### [WHAT THE TASK ASKS]
Copy the records below exactly, leaving out any pictures.

══════════════════════════════

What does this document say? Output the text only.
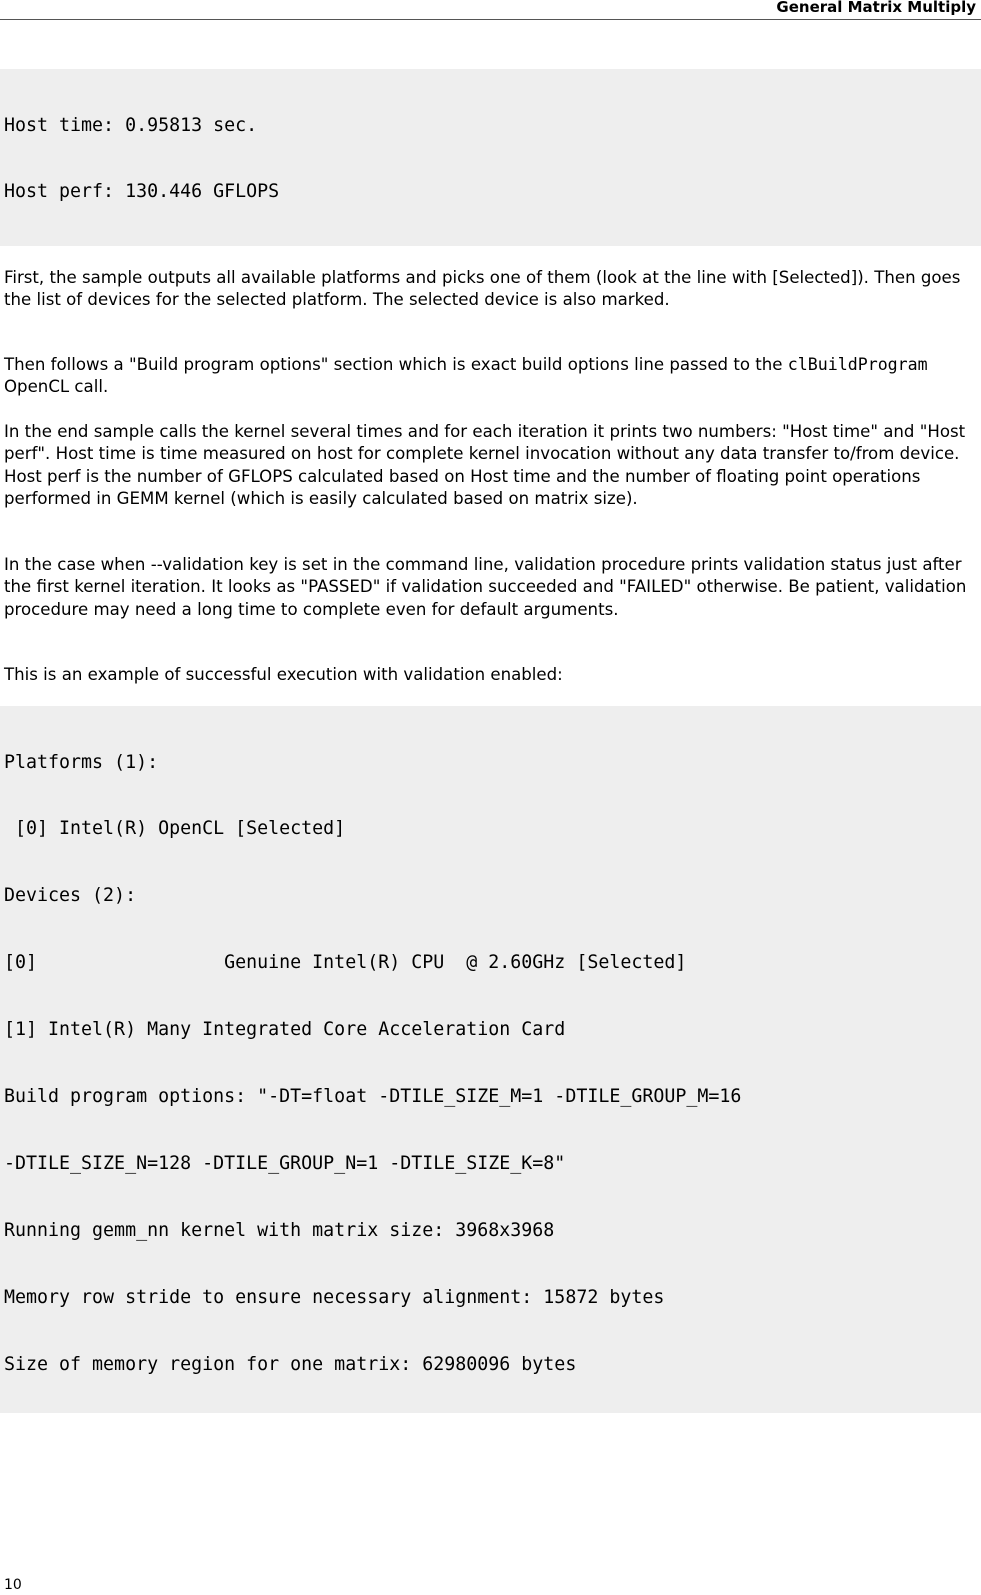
General Matrix Multiply

Host time: 0.95813 sec.

Host perf: 130.446 GFLOPS

First, the sample outputs all available platforms and picks one of them (look at the line with [Selected]). Then goes the list of devices for the selected platform. The selected device is also marked.

Then follows a "Build program options" section which is exact build options line passed to the clBuildProgram OpenCL call.

In the end sample calls the kernel several times and for each iteration it prints two numbers: "Host time" and "Host perf". Host time is time measured on host for complete kernel invocation without any data transfer to/from device. Host perf is the number of GFLOPS calculated based on Host time and the number of floating point operations performed in GEMM kernel (which is easily calculated based on matrix size).

In the case when --validation key is set in the command line, validation procedure prints validation status just after the first kernel iteration. It looks as "PASSED" if validation succeeded and "FAILED" otherwise. Be patient, validation procedure may need a long time to complete even for default arguments.

This is an example of successful execution with validation enabled:

Platforms (1):

[0] Intel(R) OpenCL [Selected]

Devices (2):

[0]                 Genuine Intel(R) CPU  @ 2.60GHz [Selected]

[1] Intel(R) Many Integrated Core Acceleration Card

Build program options: "-DT=float -DTILE_SIZE_M=1 -DTILE_GROUP_M=16

-DTILE_SIZE_N=128 -DTILE_GROUP_N=1 -DTILE_SIZE_K=8"

Running gemm_nn kernel with matrix size: 3968x3968

Memory row stride to ensure necessary alignment: 15872 bytes

Size of memory region for one matrix: 62980096 bytes

10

══════════════════════════════

### [RESULT OF THIS EXERCISE]
What does this document say? Output the text only.
General Matrix Multiply

Host time: 0.95813 sec.

Host perf: 130.446 GFLOPS

First, the sample outputs all available platforms and picks one of them (look at the line with [Selected]). Then goes the list of devices for the selected platform. The selected device is also marked.

Then follows a "Build program options" section which is exact build options line passed to the clBuildProgram OpenCL call.

In the end sample calls the kernel several times and for each iteration it prints two numbers: "Host time" and "Host perf". Host time is time measured on host for complete kernel invocation without any data transfer to/from device. Host perf is the number of GFLOPS calculated based on Host time and the number of floating point operations performed in GEMM kernel (which is easily calculated based on matrix size).

In the case when --validation key is set in the command line, validation procedure prints validation status just after the first kernel iteration. It looks as "PASSED" if validation succeeded and "FAILED" otherwise. Be patient, validation procedure may need a long time to complete even for default arguments.

This is an example of successful execution with validation enabled:

Platforms (1):

[0] Intel(R) OpenCL [Selected]

Devices (2):

[0]                 Genuine Intel(R) CPU  @ 2.60GHz [Selected]

[1] Intel(R) Many Integrated Core Acceleration Card

Build program options: "-DT=float -DTILE_SIZE_M=1 -DTILE_GROUP_M=16

-DTILE_SIZE_N=128 -DTILE_GROUP_N=1 -DTILE_SIZE_K=8"

Running gemm_nn kernel with matrix size: 3968x3968

Memory row stride to ensure necessary alignment: 15872 bytes

Size of memory region for one matrix: 62980096 bytes

10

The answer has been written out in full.